> [Stated goal]: Below is a block of records. Copy every line in it that contains the word "name".

> [Records shown]:
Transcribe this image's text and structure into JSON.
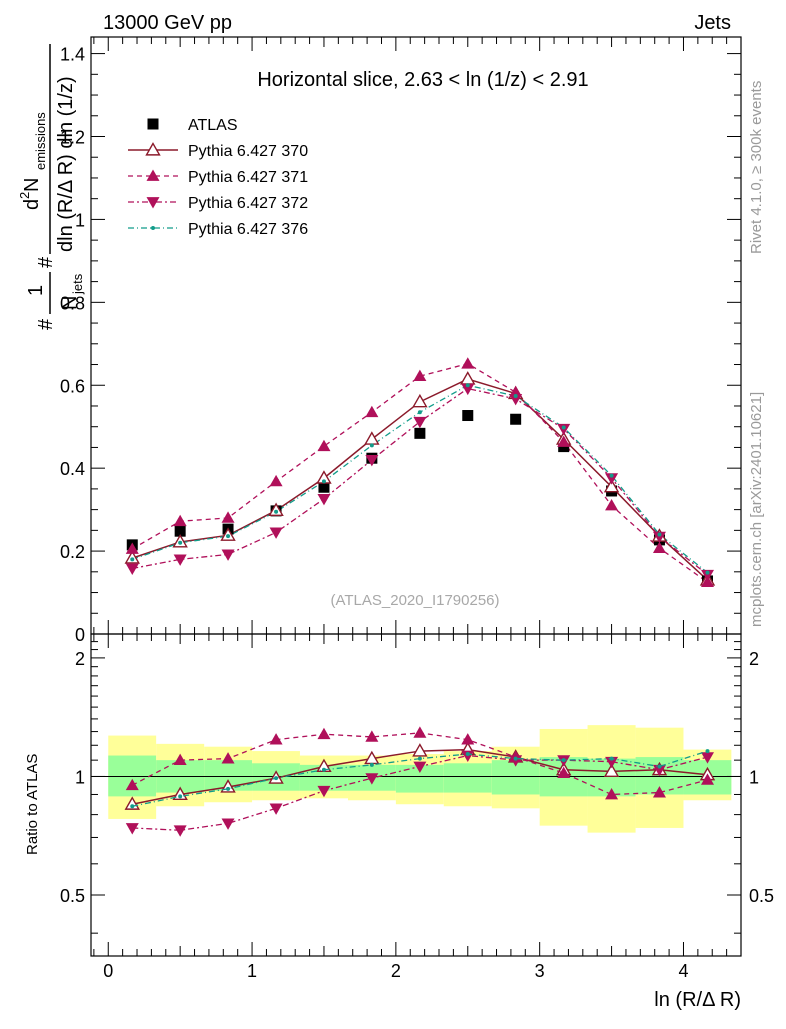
{
  "header": {
    "left": "13000 GeV pp",
    "right": "Jets"
  },
  "side": {
    "rivet": "Rivet 4.1.0, ≥ 300k events",
    "mcplots": "mcplots.cern.ch [arXiv:2401.10621]"
  },
  "colors": {
    "data": "#000000",
    "p370": "#8b1a2b",
    "p371": "#b0105a",
    "p372": "#b0105a",
    "p376": "#129c8a",
    "band_inner": "#99ff99",
    "band_outer": "#ffff99"
  },
  "chart_data": {
    "type": "scatter",
    "title": "Horizontal slice, 2.63 < ln (1/z) < 2.91",
    "watermark": "(ATLAS_2020_I1790256)",
    "xlabel": "ln (R/Δ R)",
    "ylabel_main": "1/N_jets d²N_emissions / dln(R/ΔR) dln(1/z)",
    "ylabel_parts": {
      "frac1_num": "1",
      "frac1_den": "N",
      "frac1_den_sub": "jets",
      "frac2_num": "d",
      "frac2_num_sup": "2",
      "frac2_num_tail": " N",
      "frac2_num_sub": "emissions",
      "frac2_den": "dln (R/Δ R) dln (1/z)",
      "hash": "#"
    },
    "ylabel_ratio": "Ratio to ATLAS",
    "xlim": [
      -0.12,
      4.4
    ],
    "ylim_main": [
      0,
      1.44
    ],
    "ylim_ratio": [
      0.35,
      2.3
    ],
    "x_ticks": [
      0,
      1,
      2,
      3,
      4
    ],
    "x_tick_labels": [
      "0",
      "1",
      "2",
      "3",
      "4"
    ],
    "y_ticks_main": [
      0,
      0.2,
      0.4,
      0.6,
      0.8,
      1.0,
      1.2,
      1.4
    ],
    "y_tick_labels_main": [
      "0",
      "0.2",
      "0.4",
      "0.6",
      "0.8",
      "1",
      "1.2",
      "1.4"
    ],
    "y_ticks_ratio": [
      0.5,
      1,
      2
    ],
    "y_tick_labels_ratio": [
      "0.5",
      "1",
      "2"
    ],
    "x": [
      0.167,
      0.5,
      0.833,
      1.167,
      1.5,
      1.833,
      2.167,
      2.5,
      2.833,
      3.167,
      3.5,
      3.833,
      4.167
    ],
    "x_edges": [
      0.0,
      0.333,
      0.667,
      1.0,
      1.333,
      1.667,
      2.0,
      2.333,
      2.667,
      3.0,
      3.333,
      3.667,
      4.0,
      4.333
    ],
    "series": [
      {
        "name": "ATLAS",
        "key": "atlas",
        "values": [
          0.215,
          0.248,
          0.253,
          0.297,
          0.354,
          0.424,
          0.484,
          0.527,
          0.518,
          0.452,
          0.345,
          0.227,
          0.128
        ],
        "errors": [
          0.012,
          0.01,
          0.01,
          0.008,
          0.008,
          0.008,
          0.01,
          0.012,
          0.012,
          0.01,
          0.008,
          0.006,
          0.004
        ]
      },
      {
        "name": "Pythia 6.427 370",
        "key": "p370",
        "values": [
          0.183,
          0.222,
          0.238,
          0.298,
          0.376,
          0.47,
          0.56,
          0.615,
          0.58,
          0.47,
          0.355,
          0.236,
          0.13
        ]
      },
      {
        "name": "Pythia 6.427 371",
        "key": "p371",
        "values": [
          0.205,
          0.272,
          0.28,
          0.368,
          0.453,
          0.535,
          0.622,
          0.652,
          0.583,
          0.463,
          0.31,
          0.207,
          0.125
        ]
      },
      {
        "name": "Pythia 6.427 372",
        "key": "p372",
        "values": [
          0.158,
          0.18,
          0.192,
          0.245,
          0.326,
          0.42,
          0.512,
          0.592,
          0.567,
          0.495,
          0.376,
          0.235,
          0.143
        ]
      },
      {
        "name": "Pythia 6.427 376",
        "key": "p376",
        "values": [
          0.18,
          0.22,
          0.236,
          0.295,
          0.368,
          0.455,
          0.535,
          0.6,
          0.574,
          0.498,
          0.382,
          0.24,
          0.148
        ]
      }
    ],
    "ratios": {
      "p370": [
        0.85,
        0.9,
        0.94,
        0.99,
        1.06,
        1.11,
        1.16,
        1.17,
        1.12,
        1.04,
        1.03,
        1.04,
        1.01
      ],
      "p371": [
        0.95,
        1.1,
        1.11,
        1.24,
        1.28,
        1.26,
        1.29,
        1.24,
        1.12,
        1.02,
        0.9,
        0.91,
        0.98
      ],
      "p372": [
        0.74,
        0.73,
        0.76,
        0.83,
        0.92,
        0.99,
        1.06,
        1.13,
        1.1,
        1.1,
        1.09,
        1.04,
        1.12
      ],
      "p376": [
        0.84,
        0.89,
        0.93,
        0.99,
        1.04,
        1.07,
        1.11,
        1.14,
        1.11,
        1.1,
        1.11,
        1.06,
        1.16
      ]
    },
    "band_inner": [
      [
        0.89,
        1.13
      ],
      [
        0.91,
        1.1
      ],
      [
        0.92,
        1.1
      ],
      [
        0.92,
        1.08
      ],
      [
        0.92,
        1.07
      ],
      [
        0.92,
        1.07
      ],
      [
        0.91,
        1.07
      ],
      [
        0.91,
        1.08
      ],
      [
        0.9,
        1.1
      ],
      [
        0.89,
        1.12
      ],
      [
        0.89,
        1.11
      ],
      [
        0.9,
        1.12
      ],
      [
        0.9,
        1.1
      ]
    ],
    "band_outer": [
      [
        0.78,
        1.27
      ],
      [
        0.84,
        1.21
      ],
      [
        0.86,
        1.19
      ],
      [
        0.87,
        1.16
      ],
      [
        0.88,
        1.13
      ],
      [
        0.87,
        1.13
      ],
      [
        0.85,
        1.14
      ],
      [
        0.84,
        1.16
      ],
      [
        0.83,
        1.19
      ],
      [
        0.75,
        1.32
      ],
      [
        0.72,
        1.35
      ],
      [
        0.74,
        1.33
      ],
      [
        0.87,
        1.17
      ]
    ]
  }
}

> [Response for this exercise]:
        "name": "ATLAS",
        "name": "Pythia 6.427 370",
        "name": "Pythia 6.427 371",
        "name": "Pythia 6.427 372",
        "name": "Pythia 6.427 376",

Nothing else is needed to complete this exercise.